--- TASK INPUTS ---

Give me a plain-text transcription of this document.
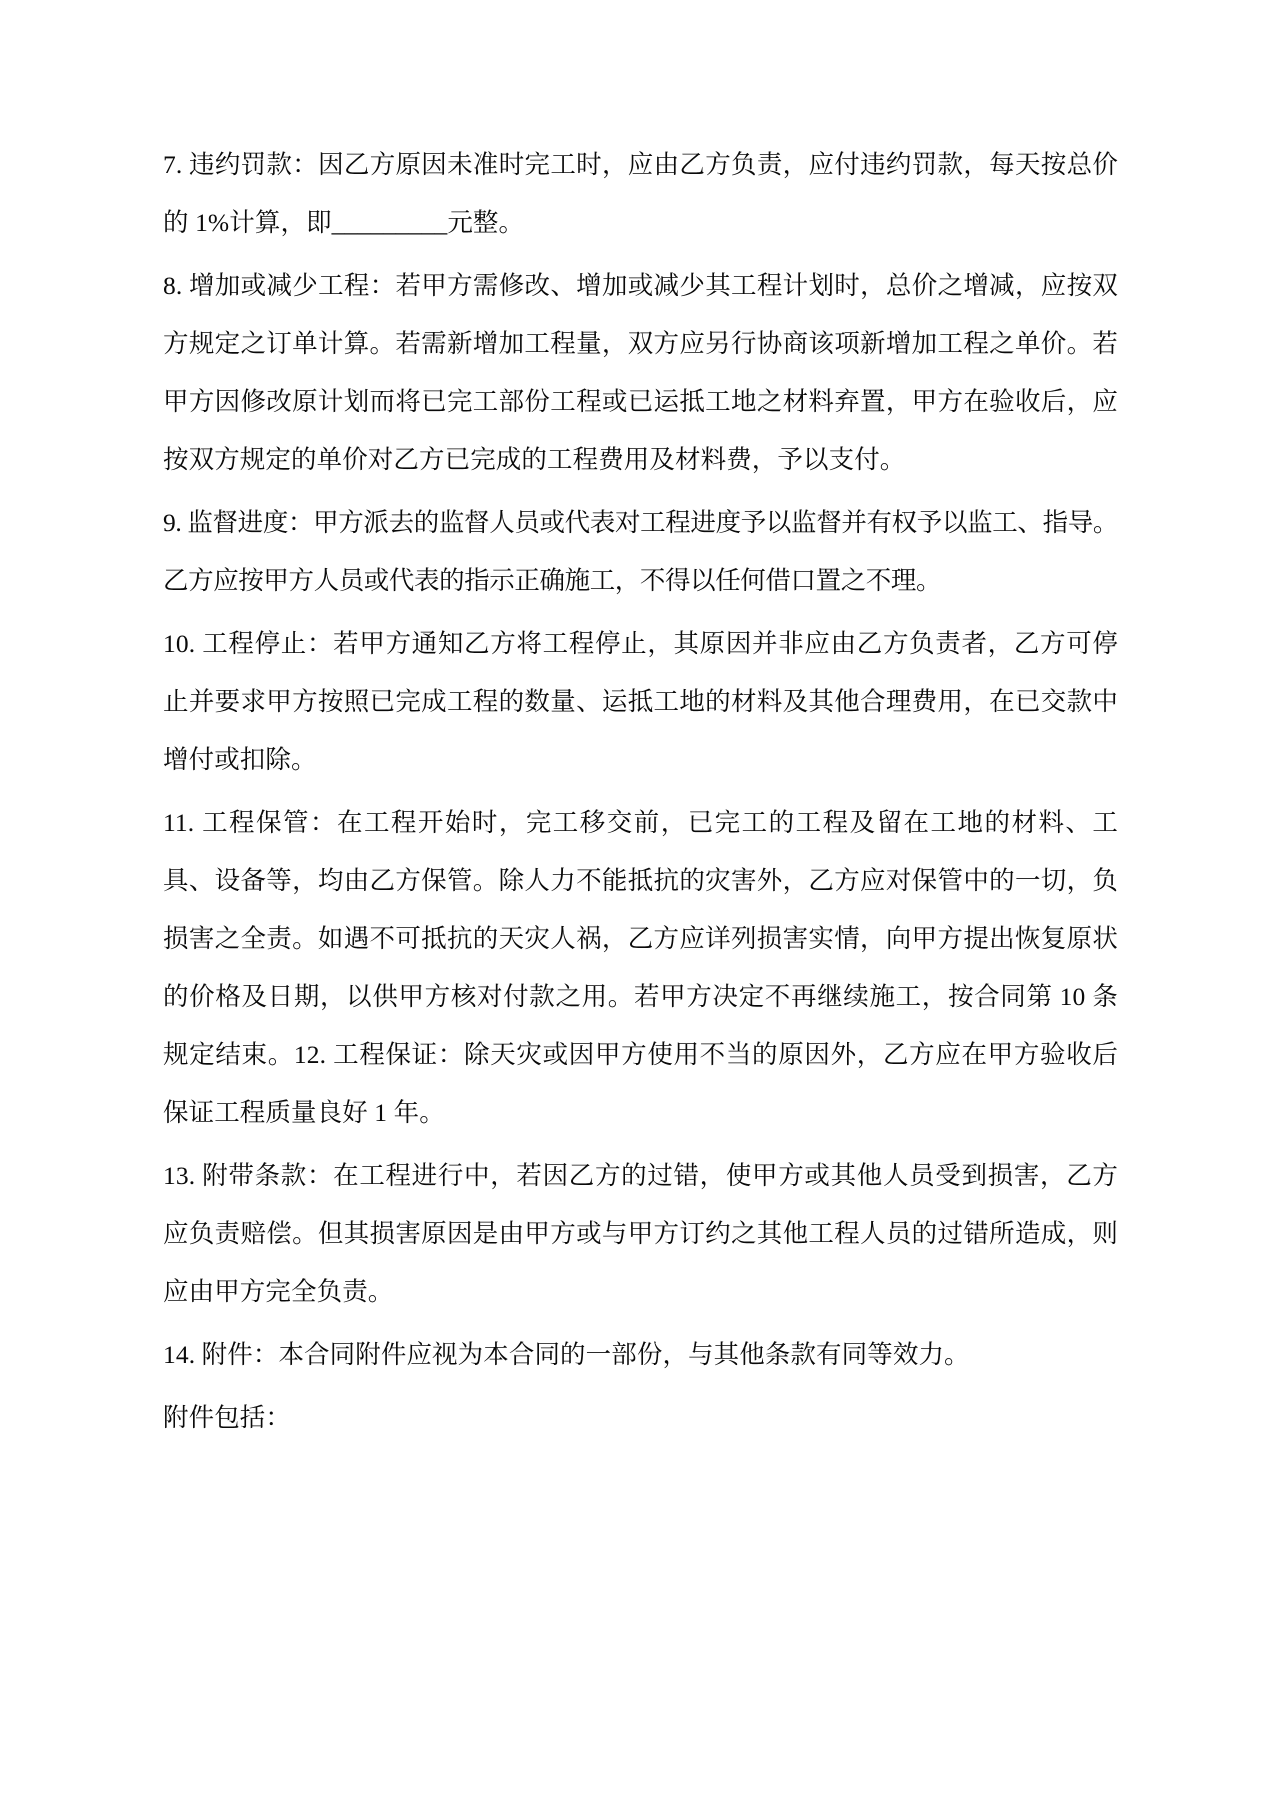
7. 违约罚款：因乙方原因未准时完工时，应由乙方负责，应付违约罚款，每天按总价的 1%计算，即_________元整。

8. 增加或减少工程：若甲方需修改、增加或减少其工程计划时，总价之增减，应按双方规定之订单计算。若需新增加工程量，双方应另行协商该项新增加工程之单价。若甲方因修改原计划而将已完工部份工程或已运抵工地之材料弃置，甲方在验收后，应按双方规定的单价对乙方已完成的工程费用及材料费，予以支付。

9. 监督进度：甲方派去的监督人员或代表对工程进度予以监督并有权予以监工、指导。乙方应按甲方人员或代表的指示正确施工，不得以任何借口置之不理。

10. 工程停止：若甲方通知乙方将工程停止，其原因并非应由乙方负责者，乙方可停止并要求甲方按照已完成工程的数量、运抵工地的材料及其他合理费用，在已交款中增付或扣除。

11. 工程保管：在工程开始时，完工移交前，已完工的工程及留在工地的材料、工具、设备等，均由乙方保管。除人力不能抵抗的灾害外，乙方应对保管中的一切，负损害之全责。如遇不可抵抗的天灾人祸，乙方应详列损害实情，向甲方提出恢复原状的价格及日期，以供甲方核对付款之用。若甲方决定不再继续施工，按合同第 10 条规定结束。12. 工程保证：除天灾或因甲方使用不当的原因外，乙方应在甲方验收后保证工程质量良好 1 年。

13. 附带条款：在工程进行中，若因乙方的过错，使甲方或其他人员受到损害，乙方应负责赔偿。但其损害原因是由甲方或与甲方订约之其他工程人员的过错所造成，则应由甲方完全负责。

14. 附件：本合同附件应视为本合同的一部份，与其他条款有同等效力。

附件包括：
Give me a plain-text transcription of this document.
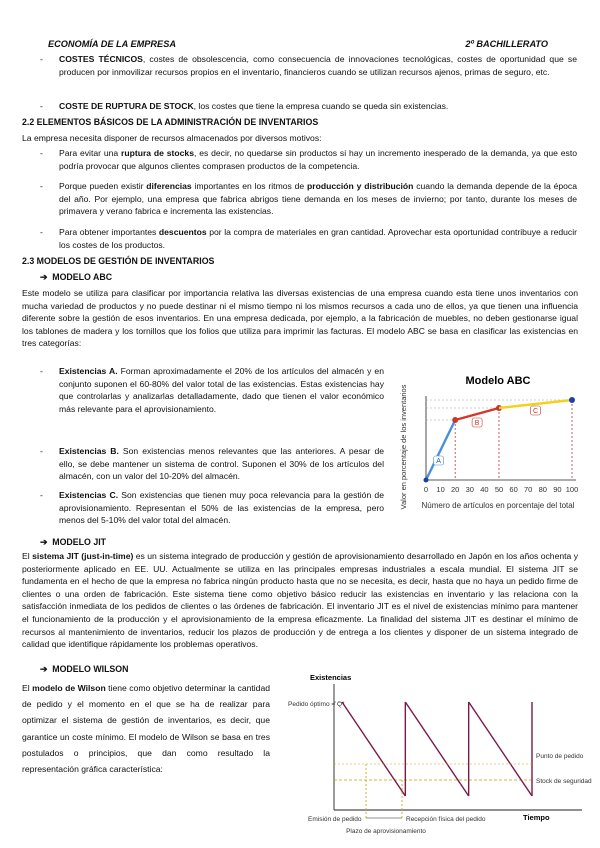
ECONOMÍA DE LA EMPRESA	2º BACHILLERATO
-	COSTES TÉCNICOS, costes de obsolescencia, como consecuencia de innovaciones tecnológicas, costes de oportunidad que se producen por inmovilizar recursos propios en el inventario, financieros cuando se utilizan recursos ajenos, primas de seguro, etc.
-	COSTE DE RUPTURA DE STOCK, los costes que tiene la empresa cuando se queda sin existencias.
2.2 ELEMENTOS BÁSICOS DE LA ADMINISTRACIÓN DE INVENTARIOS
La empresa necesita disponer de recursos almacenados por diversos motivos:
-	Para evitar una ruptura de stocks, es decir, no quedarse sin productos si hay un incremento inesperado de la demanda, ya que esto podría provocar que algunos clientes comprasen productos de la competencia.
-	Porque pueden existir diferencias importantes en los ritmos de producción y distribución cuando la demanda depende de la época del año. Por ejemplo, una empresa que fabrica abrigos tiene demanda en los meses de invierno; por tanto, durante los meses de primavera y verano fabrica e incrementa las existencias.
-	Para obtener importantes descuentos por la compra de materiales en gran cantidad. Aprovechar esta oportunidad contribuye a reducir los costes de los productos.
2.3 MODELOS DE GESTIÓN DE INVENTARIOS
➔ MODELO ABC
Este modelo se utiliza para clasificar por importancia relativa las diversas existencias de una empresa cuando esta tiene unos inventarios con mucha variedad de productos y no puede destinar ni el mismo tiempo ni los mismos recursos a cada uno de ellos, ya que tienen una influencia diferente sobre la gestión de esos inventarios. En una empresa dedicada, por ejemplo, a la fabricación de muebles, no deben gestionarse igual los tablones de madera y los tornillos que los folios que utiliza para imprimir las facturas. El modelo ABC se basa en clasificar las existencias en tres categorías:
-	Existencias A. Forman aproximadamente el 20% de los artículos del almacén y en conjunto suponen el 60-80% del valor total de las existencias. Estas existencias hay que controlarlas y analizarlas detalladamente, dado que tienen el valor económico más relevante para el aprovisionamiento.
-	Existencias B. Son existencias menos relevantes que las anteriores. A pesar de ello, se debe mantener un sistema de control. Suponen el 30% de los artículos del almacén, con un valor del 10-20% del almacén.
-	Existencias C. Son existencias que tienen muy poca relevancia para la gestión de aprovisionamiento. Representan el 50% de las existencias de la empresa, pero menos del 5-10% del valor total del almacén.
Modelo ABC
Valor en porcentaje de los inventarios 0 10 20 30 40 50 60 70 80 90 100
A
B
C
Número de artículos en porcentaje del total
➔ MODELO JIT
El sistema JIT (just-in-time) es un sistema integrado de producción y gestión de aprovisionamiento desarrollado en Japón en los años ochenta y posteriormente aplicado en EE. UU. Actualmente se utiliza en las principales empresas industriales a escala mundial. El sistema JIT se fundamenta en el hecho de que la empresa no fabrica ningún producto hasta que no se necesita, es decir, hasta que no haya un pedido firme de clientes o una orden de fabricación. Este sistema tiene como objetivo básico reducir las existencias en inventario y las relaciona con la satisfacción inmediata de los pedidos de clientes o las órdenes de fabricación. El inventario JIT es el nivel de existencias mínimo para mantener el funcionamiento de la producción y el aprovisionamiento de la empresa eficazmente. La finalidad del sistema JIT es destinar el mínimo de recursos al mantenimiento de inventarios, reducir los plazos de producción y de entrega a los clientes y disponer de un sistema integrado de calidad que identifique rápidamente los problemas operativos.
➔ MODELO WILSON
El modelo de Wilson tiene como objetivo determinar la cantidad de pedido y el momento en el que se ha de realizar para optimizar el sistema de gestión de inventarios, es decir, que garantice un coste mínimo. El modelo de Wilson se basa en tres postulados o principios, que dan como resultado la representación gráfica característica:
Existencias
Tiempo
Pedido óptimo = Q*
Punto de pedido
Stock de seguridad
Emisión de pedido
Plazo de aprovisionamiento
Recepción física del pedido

---

__YOUR TASK__. Show the lines from the data above that contain the string "costes".

__RESULT FOR THIS EXERCISE__.
-	COSTES TÉCNICOS, costes de obsolescencia, como consecuencia de innovaciones tecnológicas, costes de oportunidad que se producen por inmovilizar recursos propios en el inventario, financieros cuando se utilizan recursos ajenos, primas de seguro, etc.
-	COSTE DE RUPTURA DE STOCK, los costes que tiene la empresa cuando se queda sin existencias.
-	Para obtener importantes descuentos por la compra de materiales en gran cantidad. Aprovechar esta oportunidad contribuye a reducir los costes de los productos.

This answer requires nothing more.